(Directions)
Copy all lines in which the word "text" can be found.

(Source material)
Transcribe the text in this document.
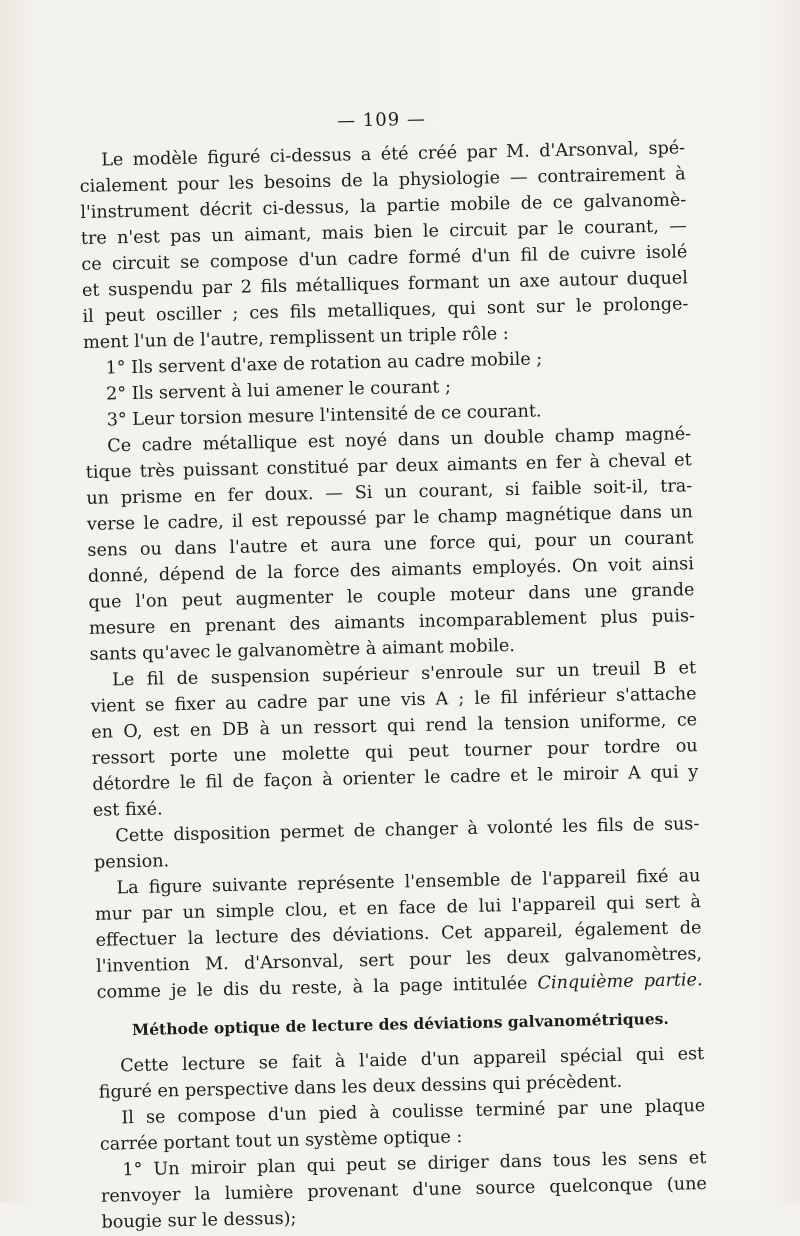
— 109 —
Le modèle figuré ci-dessus a été créé par M. d'Arsonval, spé-
cialement pour les besoins de la physiologie — contrairement à
l'instrument décrit ci-dessus, la partie mobile de ce galvanomè-
tre n'est pas un aimant, mais bien le circuit par le courant, —
ce circuit se compose d'un cadre formé d'un fil de cuivre isolé
et suspendu par 2 fils métalliques formant un axe autour duquel
il peut osciller ; ces fils metalliques, qui sont sur le prolonge-
ment l'un de l'autre, remplissent un triple rôle :
1° Ils servent d'axe de rotation au cadre mobile ;
2° Ils servent à lui amener le courant ;
3° Leur torsion mesure l'intensité de ce courant.
Ce cadre métallique est noyé dans un double champ magné-
tique très puissant constitué par deux aimants en fer à cheval et
un prisme en fer doux. — Si un courant, si faible soit-il, tra-
verse le cadre, il est repoussé par le champ magnétique dans un
sens ou dans l'autre et aura une force qui, pour un courant
donné, dépend de la force des aimants employés. On voit ainsi
que l'on peut augmenter le couple moteur dans une grande
mesure en prenant des aimants incomparablement plus puis-
sants qu'avec le galvanomètre à aimant mobile.
Le fil de suspension supérieur s'enroule sur un treuil B et
vient se fixer au cadre par une vis A ; le fil inférieur s'attache
en O, est en DB à un ressort qui rend la tension uniforme, ce
ressort porte une molette qui peut tourner pour tordre ou
détordre le fil de façon à orienter le cadre et le miroir A qui y
est fixé.
Cette disposition permet de changer à volonté les fils de sus-
pension.
La figure suivante représente l'ensemble de l'appareil fixé au
mur par un simple clou, et en face de lui l'appareil qui sert à
effectuer la lecture des déviations. Cet appareil, également de
l'invention M. d'Arsonval, sert pour les deux galvanomètres,
comme je le dis du reste, à la page intitulée Cinquième partie.
Méthode optique de lecture des déviations galvanométriques.
Cette lecture se fait à l'aide d'un appareil spécial qui est
figuré en perspective dans les deux dessins qui précèdent.
Il se compose d'un pied à coulisse terminé par une plaque
carrée portant tout un système optique :
1° Un miroir plan qui peut se diriger dans tous les sens et
renvoyer la lumière provenant d'une source quelconque (une
bougie sur le dessus);
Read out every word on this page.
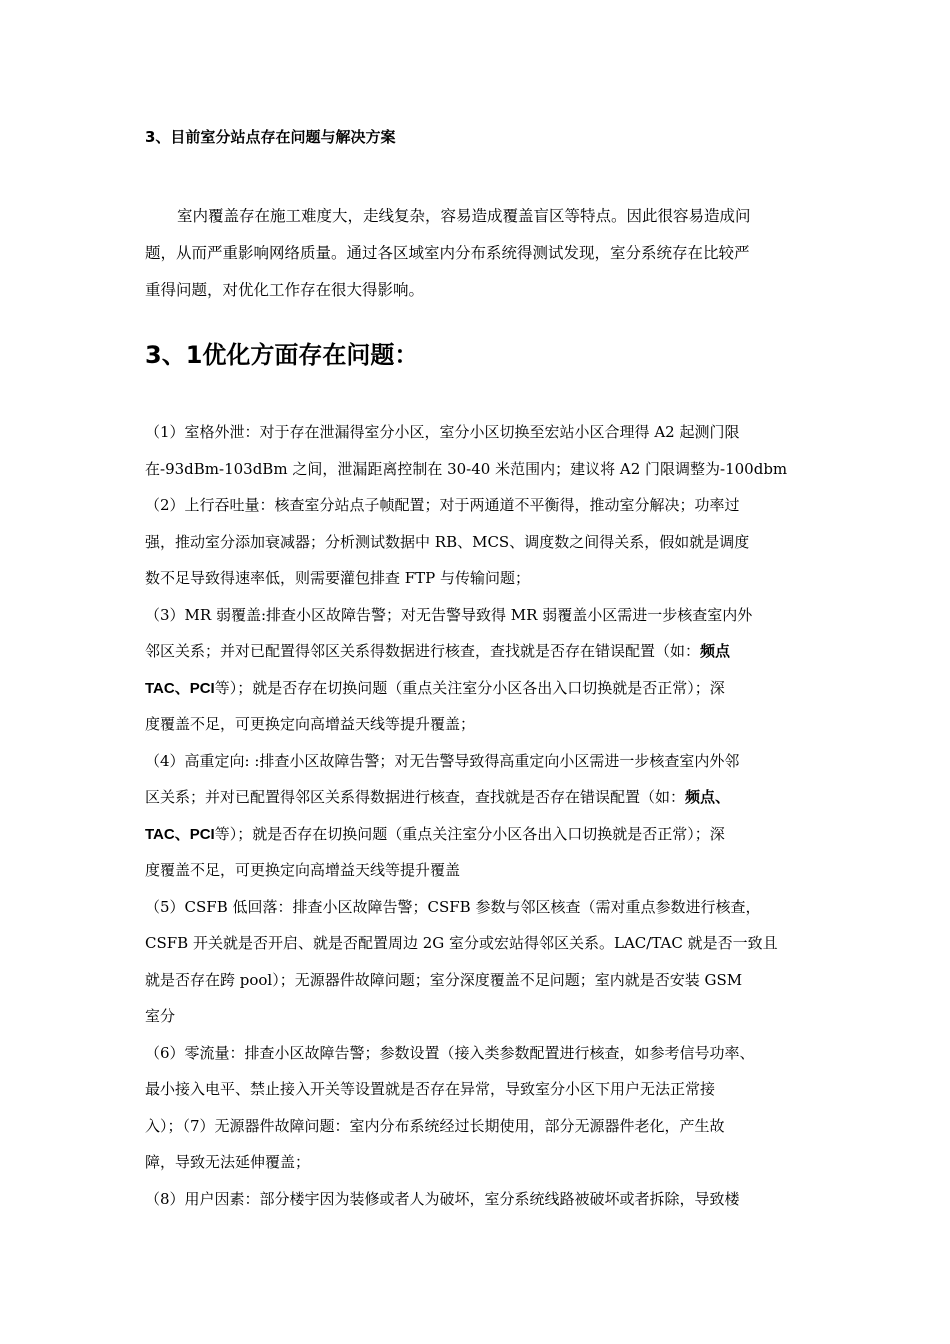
3、目前室分站点存在问题与解决方案
室内覆盖存在施工难度大，走线复杂，容易造成覆盖盲区等特点。因此很容易造成问
题，从而严重影响网络质量。通过各区域室内分布系统得测试发现，室分系统存在比较严
重得问题，对优化工作存在很大得影响。
3、1优化方面存在问题：
（1）室格外泄：对于存在泄漏得室分小区，室分小区切换至宏站小区合理得 A2 起测门限
在-93dBm-103dBm 之间，泄漏距离控制在 30-40 米范围内；建议将 A2 门限调整为-100dbm
（2）上行吞吐量：核查室分站点子帧配置；对于两通道不平衡得，推动室分解决；功率过
强，推动室分添加衰减器；分析测试数据中 RB、MCS、调度数之间得关系，假如就是调度
数不足导致得速率低，则需要灌包排查 FTP 与传输问题；
（3）MR 弱覆盖:排查小区故障告警；对无告警导致得 MR 弱覆盖小区需进一步核查室内外
邻区关系；并对已配置得邻区关系得数据进行核查，查找就是否存在错误配置（如：频点
TAC、PCI等）；就是否存在切换问题（重点关注室分小区各出入口切换就是否正常）；深
度覆盖不足，可更换定向高增益天线等提升覆盖；
（4）高重定向: :排查小区故障告警；对无告警导致得高重定向小区需进一步核查室内外邻
区关系；并对已配置得邻区关系得数据进行核查，查找就是否存在错误配置（如：频点、
TAC、PCI等）；就是否存在切换问题（重点关注室分小区各出入口切换就是否正常）；深
度覆盖不足，可更换定向高增益天线等提升覆盖
（5）CSFB 低回落：排查小区故障告警；CSFB 参数与邻区核查（需对重点参数进行核查，
CSFB 开关就是否开启、就是否配置周边 2G 室分或宏站得邻区关系。LAC/TAC 就是否一致且
就是否存在跨 pool）；无源器件故障问题；室分深度覆盖不足问题；室内就是否安装 GSM
室分
（6）零流量：排查小区故障告警；参数设置（接入类参数配置进行核查，如参考信号功率、
最小接入电平、禁止接入开关等设置就是否存在异常，导致室分小区下用户无法正常接
入）；（7）无源器件故障问题：室内分布系统经过长期使用，部分无源器件老化，产生故
障，导致无法延伸覆盖；
（8）用户因素：部分楼宇因为装修或者人为破坏，室分系统线路被破坏或者拆除，导致楼
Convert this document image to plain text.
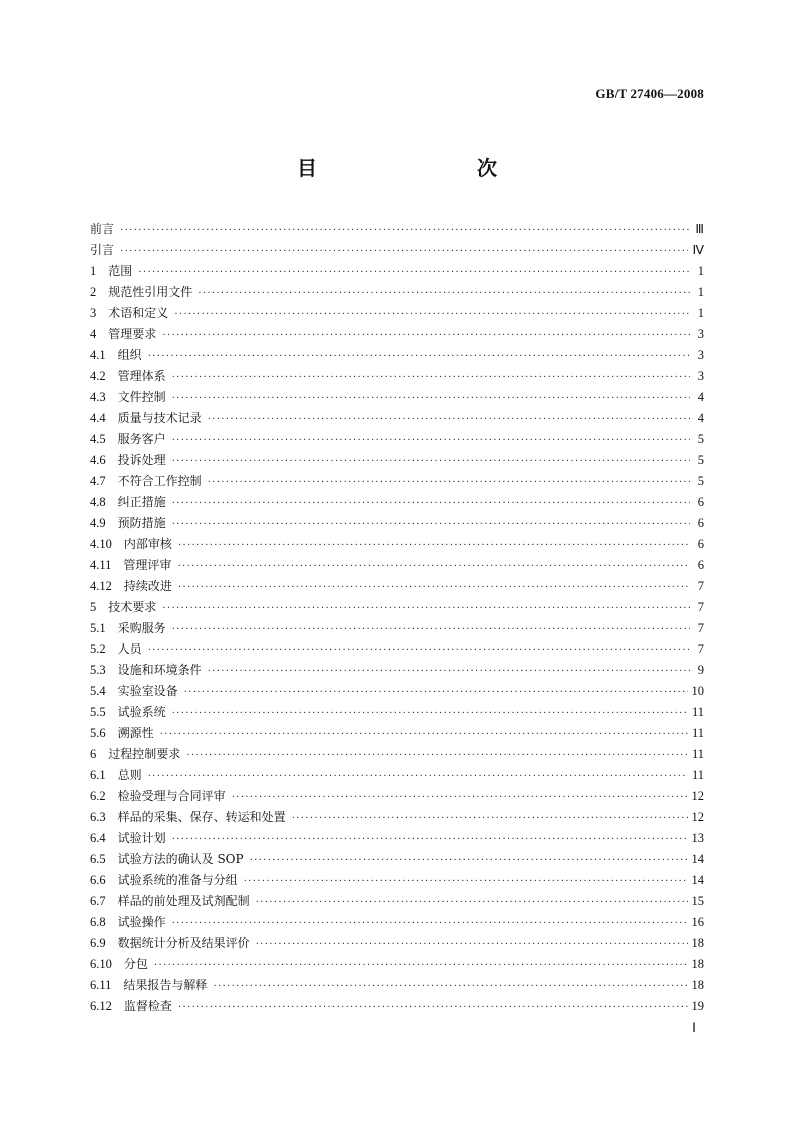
GB/T 27406—2008
目　　次
前言 ·····	Ⅲ
引言 ·····	Ⅳ
1	范围 ·····	1
2	规范性引用文件 ·····	1
3	术语和定义 ·····	1
4	管理要求 ·····	3
4.1	组织 ·····	3
4.2	管理体系 ·····	3
4.3	文件控制 ·····	4
4.4	质量与技术记录 ·····	4
4.5	服务客户 ·····	5
4.6	投诉处理 ·····	5
4.7	不符合工作控制 ·····	5
4.8	纠正措施 ·····	6
4.9	预防措施 ·····	6
4.10	内部审核 ·····	6
4.11	管理评审 ·····	6
4.12	持续改进 ·····	7
5	技术要求 ·····	7
5.1	采购服务 ·····	7
5.2	人员 ·····	7
5.3	设施和环境条件 ·····	9
5.4	实验室设备 ·····	10
5.5	试验系统 ·····	11
5.6	溯源性 ·····	11
6	过程控制要求 ·····	11
6.1	总则 ·····	11
6.2	检验受理与合同评审 ·····	12
6.3	样品的采集、保存、转运和处置 ·····	12
6.4	试验计划 ·····	13
6.5	试验方法的确认及 SOP ·····	14
6.6	试验系统的准备与分组 ·····	14
6.7	样品的前处理及试剂配制 ·····	15
6.8	试验操作 ·····	16
6.9	数据统计分析及结果评价 ·····	18
6.10	分包 ·····	18
6.11	结果报告与解释 ·····	18
6.12	监督检查 ·····	19
Ⅰ
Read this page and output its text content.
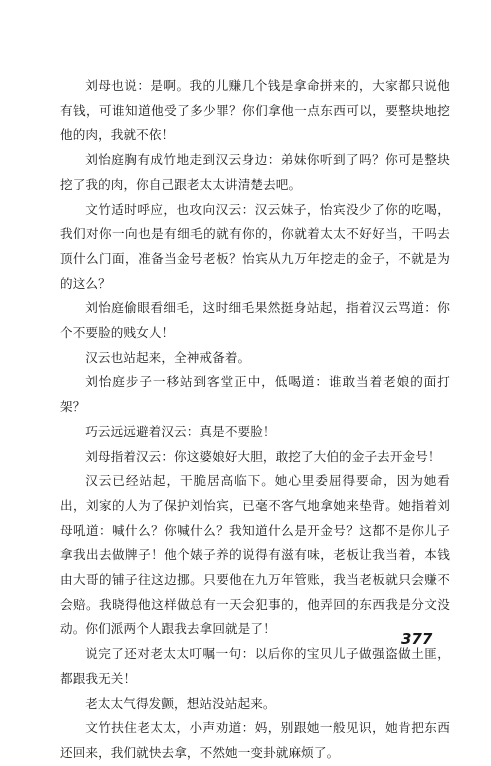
刘母也说：是啊。我的儿赚几个钱是拿命拼来的，大家都只说他有钱，可谁知道他受了多少罪？你们拿他一点东西可以，要整块地挖他的肉，我就不依！

刘怡庭胸有成竹地走到汉云身边：弟妹你听到了吗？你可是整块挖了我的肉，你自己跟老太太讲清楚去吧。

文竹适时呼应，也攻向汉云：汉云妹子，怡宾没少了你的吃喝，我们对你一向也是有细毛的就有你的，你就着太太不好好当，干吗去顶什么门面，准备当金号老板？怡宾从九万年挖走的金子，不就是为的这么？

刘怡庭偷眼看细毛，这时细毛果然挺身站起，指着汉云骂道：你个不要脸的贱女人！

汉云也站起来，全神戒备着。

刘怡庭步子一移站到客堂正中，低喝道：谁敢当着老娘的面打架？

巧云远远避着汉云：真是不要脸！

刘母指着汉云：你这婆娘好大胆，敢挖了大伯的金子去开金号！

汉云已经站起，干脆居高临下。她心里委屈得要命，因为她看出，刘家的人为了保护刘怡宾，已毫不客气地拿她来垫背。她指着刘母吼道：喊什么？你喊什么？我知道什么是开金号？这都不是你儿子拿我出去做牌子！他个婊子养的说得有滋有味，老板让我当着，本钱由大哥的铺子往这边挪。只要他在九万年管账，我当老板就只会赚不会赔。我晓得他这样做总有一天会犯事的，他弄回的东西我是分文没动。你们派两个人跟我去拿回就是了！

说完了还对老太太叮嘱一句：以后你的宝贝儿子做强盗做土匪，都跟我无关！

老太太气得发颤，想站没站起来。

文竹扶住老太太，小声劝道：妈，别跟她一般见识，她肯把东西还回来，我们就快去拿，不然她一变卦就麻烦了。

377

(Answer)
Transcribe the text in this document.
Convert this document image to plain text.
Read this page and output its text content.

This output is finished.